EXERCISE TASK -> Below are records to transcribe exactly, without their pictures.

>> Begin

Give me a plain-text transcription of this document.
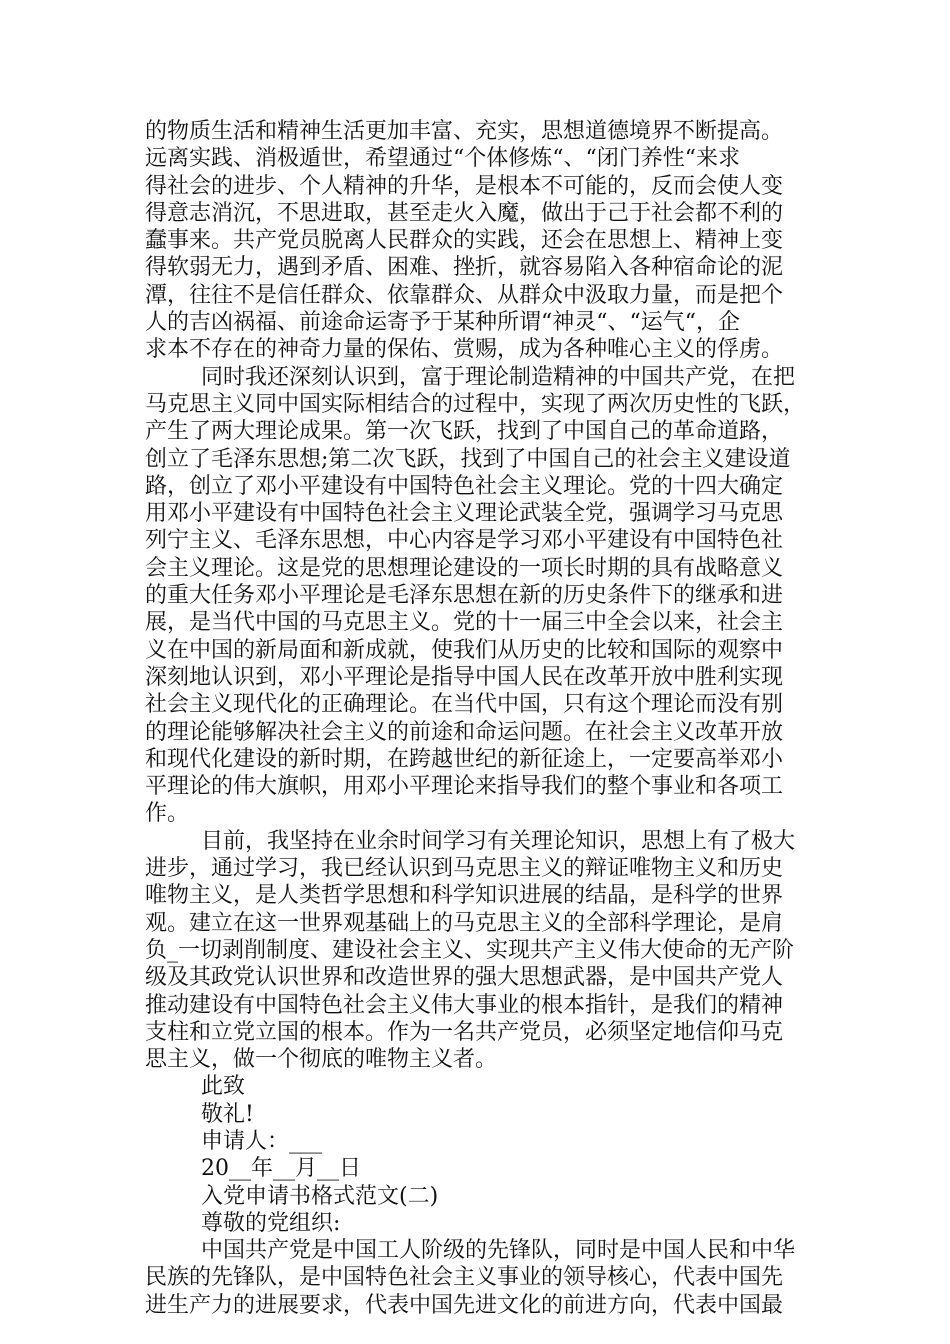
的物质生活和精神生活更加丰富、充实，思想道德境界不断提高。
远离实践、消极遁世，希望通过“个体修炼“、“闭门养性“来求
得社会的进步、个人精神的升华，是根本不可能的，反而会使人变
得意志消沉，不思进取，甚至走火入魔，做出于己于社会都不利的
蠢事来。共产党员脱离人民群众的实践，还会在思想上、精神上变
得软弱无力，遇到矛盾、困难、挫折，就容易陷入各种宿命论的泥
潭，往往不是信任群众、依靠群众、从群众中汲取力量，而是把个
人的吉凶祸福、前途命运寄予于某种所谓“神灵“、“运气“，企
求本不存在的神奇力量的保佑、赏赐，成为各种唯心主义的俘虏。
同时我还深刻认识到，富于理论制造精神的中国共产党，在把
马克思主义同中国实际相结合的过程中，实现了两次历史性的飞跃，
产生了两大理论成果。第一次飞跃，找到了中国自己的革命道路，
创立了毛泽东思想;第二次飞跃，找到了中国自己的社会主义建设道
路，创立了邓小平建设有中国特色社会主义理论。党的十四大确定
用邓小平建设有中国特色社会主义理论武装全党，强调学习马克思
列宁主义、毛泽东思想，中心内容是学习邓小平建设有中国特色社
会主义理论。这是党的思想理论建设的一项长时期的具有战略意义
的重大任务邓小平理论是毛泽东思想在新的历史条件下的继承和进
展，是当代中国的马克思主义。党的十一届三中全会以来，社会主
义在中国的新局面和新成就，使我们从历史的比较和国际的观察中
深刻地认识到，邓小平理论是指导中国人民在改革开放中胜利实现
社会主义现代化的正确理论。在当代中国，只有这个理论而没有别
的理论能够解决社会主义的前途和命运问题。在社会主义改革开放
和现代化建设的新时期，在跨越世纪的新征途上，一定要高举邓小
平理论的伟大旗帜，用邓小平理论来指导我们的整个事业和各项工
作。
目前，我坚持在业余时间学习有关理论知识，思想上有了极大
进步，通过学习，我已经认识到马克思主义的辩证唯物主义和历史
唯物主义，是人类哲学思想和科学知识进展的结晶，是科学的世界
观。建立在这一世界观基础上的马克思主义的全部科学理论，是肩
负_一切剥削制度、建设社会主义、实现共产主义伟大使命的无产阶
级及其政党认识世界和改造世界的强大思想武器，是中国共产党人
推动建设有中国特色社会主义伟大事业的根本指针，是我们的精神
支柱和立党立国的根本。作为一名共产党员，必须坚定地信仰马克
思主义，做一个彻底的唯物主义者。
此致
敬礼!
申请人：___
20__年__月__日
入党申请书格式范文(二)
尊敬的党组织:
中国共产党是中国工人阶级的先锋队，同时是中国人民和中华
民族的先锋队，是中国特色社会主义事业的领导核心，代表中国先
进生产力的进展要求，代表中国先进文化的前进方向，代表中国最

>> End

EXERCISE OUTPUT ->
Give me a plain-text transcription of this document.
的物质生活和精神生活更加丰富、充实，思想道德境界不断提高。
远离实践、消极遁世，希望通过“个体修炼“、“闭门养性“来求
得社会的进步、个人精神的升华，是根本不可能的，反而会使人变
得意志消沉，不思进取，甚至走火入魔，做出于己于社会都不利的
蠢事来。共产党员脱离人民群众的实践，还会在思想上、精神上变
得软弱无力，遇到矛盾、困难、挫折，就容易陷入各种宿命论的泥
潭，往往不是信任群众、依靠群众、从群众中汲取力量，而是把个
人的吉凶祸福、前途命运寄予于某种所谓“神灵“、“运气“，企
求本不存在的神奇力量的保佑、赏赐，成为各种唯心主义的俘虏。
同时我还深刻认识到，富于理论制造精神的中国共产党，在把
马克思主义同中国实际相结合的过程中，实现了两次历史性的飞跃，
产生了两大理论成果。第一次飞跃，找到了中国自己的革命道路，
创立了毛泽东思想;第二次飞跃，找到了中国自己的社会主义建设道
路，创立了邓小平建设有中国特色社会主义理论。党的十四大确定
用邓小平建设有中国特色社会主义理论武装全党，强调学习马克思
列宁主义、毛泽东思想，中心内容是学习邓小平建设有中国特色社
会主义理论。这是党的思想理论建设的一项长时期的具有战略意义
的重大任务邓小平理论是毛泽东思想在新的历史条件下的继承和进
展，是当代中国的马克思主义。党的十一届三中全会以来，社会主
义在中国的新局面和新成就，使我们从历史的比较和国际的观察中
深刻地认识到，邓小平理论是指导中国人民在改革开放中胜利实现
社会主义现代化的正确理论。在当代中国，只有这个理论而没有别
的理论能够解决社会主义的前途和命运问题。在社会主义改革开放
和现代化建设的新时期，在跨越世纪的新征途上，一定要高举邓小
平理论的伟大旗帜，用邓小平理论来指导我们的整个事业和各项工
作。
目前，我坚持在业余时间学习有关理论知识，思想上有了极大
进步，通过学习，我已经认识到马克思主义的辩证唯物主义和历史
唯物主义，是人类哲学思想和科学知识进展的结晶，是科学的世界
观。建立在这一世界观基础上的马克思主义的全部科学理论，是肩
负_一切剥削制度、建设社会主义、实现共产主义伟大使命的无产阶
级及其政党认识世界和改造世界的强大思想武器，是中国共产党人
推动建设有中国特色社会主义伟大事业的根本指针，是我们的精神
支柱和立党立国的根本。作为一名共产党员，必须坚定地信仰马克
思主义，做一个彻底的唯物主义者。
此致
敬礼!
申请人：___
20__年__月__日
入党申请书格式范文(二)
尊敬的党组织:
中国共产党是中国工人阶级的先锋队，同时是中国人民和中华
民族的先锋队，是中国特色社会主义事业的领导核心，代表中国先
进生产力的进展要求，代表中国先进文化的前进方向，代表中国最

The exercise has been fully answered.